The task: Please give the entries again in full and exactly, without any picture.

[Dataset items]
######

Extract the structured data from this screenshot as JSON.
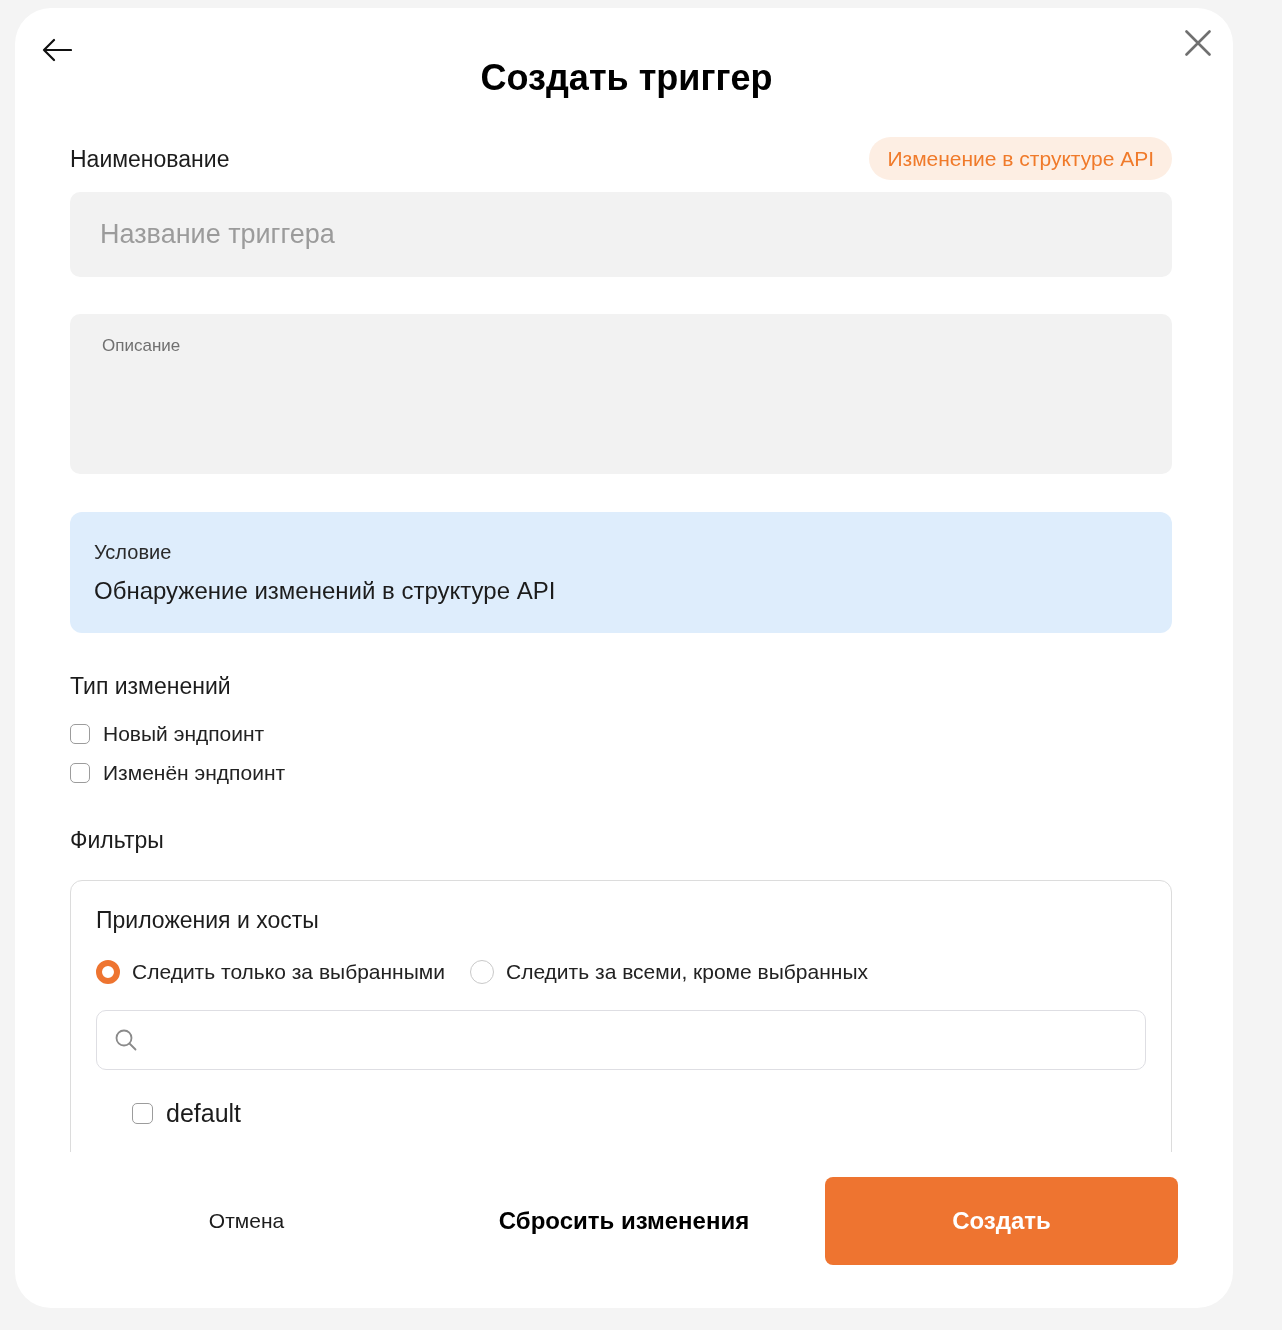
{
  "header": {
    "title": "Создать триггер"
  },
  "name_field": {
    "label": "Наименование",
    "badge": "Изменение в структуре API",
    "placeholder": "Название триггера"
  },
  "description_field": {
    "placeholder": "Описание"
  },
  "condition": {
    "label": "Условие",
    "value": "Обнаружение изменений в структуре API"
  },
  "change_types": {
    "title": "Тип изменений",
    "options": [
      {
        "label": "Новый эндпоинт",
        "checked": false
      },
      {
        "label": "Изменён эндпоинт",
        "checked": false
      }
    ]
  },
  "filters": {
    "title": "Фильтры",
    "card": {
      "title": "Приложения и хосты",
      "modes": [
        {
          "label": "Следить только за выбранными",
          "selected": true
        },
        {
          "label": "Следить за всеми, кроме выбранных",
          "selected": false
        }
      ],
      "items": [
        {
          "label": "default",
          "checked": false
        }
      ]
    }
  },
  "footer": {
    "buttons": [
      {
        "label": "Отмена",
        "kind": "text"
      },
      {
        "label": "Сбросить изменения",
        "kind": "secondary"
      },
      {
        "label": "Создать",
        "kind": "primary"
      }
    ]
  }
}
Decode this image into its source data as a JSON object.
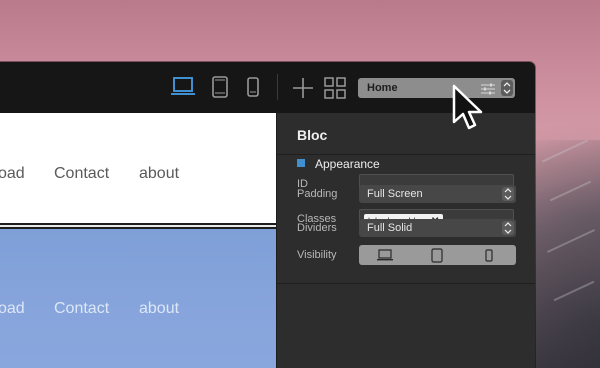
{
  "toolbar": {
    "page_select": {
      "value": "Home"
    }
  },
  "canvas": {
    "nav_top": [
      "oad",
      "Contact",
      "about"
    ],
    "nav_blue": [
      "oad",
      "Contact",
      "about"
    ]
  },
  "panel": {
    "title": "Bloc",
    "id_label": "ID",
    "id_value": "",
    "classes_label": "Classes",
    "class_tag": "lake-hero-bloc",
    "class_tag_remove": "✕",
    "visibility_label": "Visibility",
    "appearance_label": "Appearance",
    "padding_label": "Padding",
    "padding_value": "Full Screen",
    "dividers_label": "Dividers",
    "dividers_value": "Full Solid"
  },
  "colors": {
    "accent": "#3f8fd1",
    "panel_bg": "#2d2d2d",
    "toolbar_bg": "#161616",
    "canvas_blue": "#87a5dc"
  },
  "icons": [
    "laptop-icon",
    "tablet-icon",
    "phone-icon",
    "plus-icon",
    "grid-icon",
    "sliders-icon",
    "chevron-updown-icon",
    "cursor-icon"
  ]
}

######

Solution to the exercise:
Extract the structured data from this screenshot as JSON.
{
  "header": {
    "title": "Создать триггер"
  },
  "name_field": {
    "label": "Наименование",
    "badge": "Изменение в структуре API",
    "placeholder": "Название триггера"
  },
  "description_field": {
    "placeholder": "Описание"
  },
  "condition": {
    "label": "Условие",
    "value": "Обнаружение изменений в структуре API"
  },
  "change_types": {
    "title": "Тип изменений",
    "options": [
      {
        "label": "Новый эндпоинт",
        "checked": false
      },
      {
        "label": "Изменён эндпоинт",
        "checked": false
      }
    ]
  },
  "filters": {
    "title": "Фильтры",
    "card": {
      "title": "Приложения и хосты",
      "modes": [
        {
          "label": "Следить только за выбранными",
          "selected": true
        },
        {
          "label": "Следить за всеми, кроме выбранных",
          "selected": false
        }
      ],
      "items": [
        {
          "label": "default",
          "checked": false
        }
      ]
    }
  },
  "footer": {
    "buttons": [
      {
        "label": "Отмена",
        "kind": "text"
      },
      {
        "label": "Сбросить изменения",
        "kind": "secondary"
      },
      {
        "label": "Создать",
        "kind": "primary"
      }
    ]
  }
}
Decode this image into its source data as a JSON object.
{
  "toolbar": {
    "page_select": {
      "value": "Home"
    }
  },
  "canvas": {
    "nav_top": [
      "oad",
      "Contact",
      "about"
    ],
    "nav_blue": [
      "oad",
      "Contact",
      "about"
    ]
  },
  "panel": {
    "title": "Bloc",
    "id_label": "ID",
    "id_value": "",
    "classes_label": "Classes",
    "class_tag": "lake-hero-bloc",
    "class_tag_remove": "✕",
    "visibility_label": "Visibility",
    "appearance_label": "Appearance",
    "padding_label": "Padding",
    "padding_value": "Full Screen",
    "dividers_label": "Dividers",
    "dividers_value": "Full Solid"
  },
  "colors": {
    "accent": "#3f8fd1",
    "panel_bg": "#2d2d2d",
    "toolbar_bg": "#161616",
    "canvas_blue": "#87a5dc"
  },
  "icons": [
    "laptop-icon",
    "tablet-icon",
    "phone-icon",
    "plus-icon",
    "grid-icon",
    "sliders-icon",
    "chevron-updown-icon",
    "cursor-icon"
  ]
}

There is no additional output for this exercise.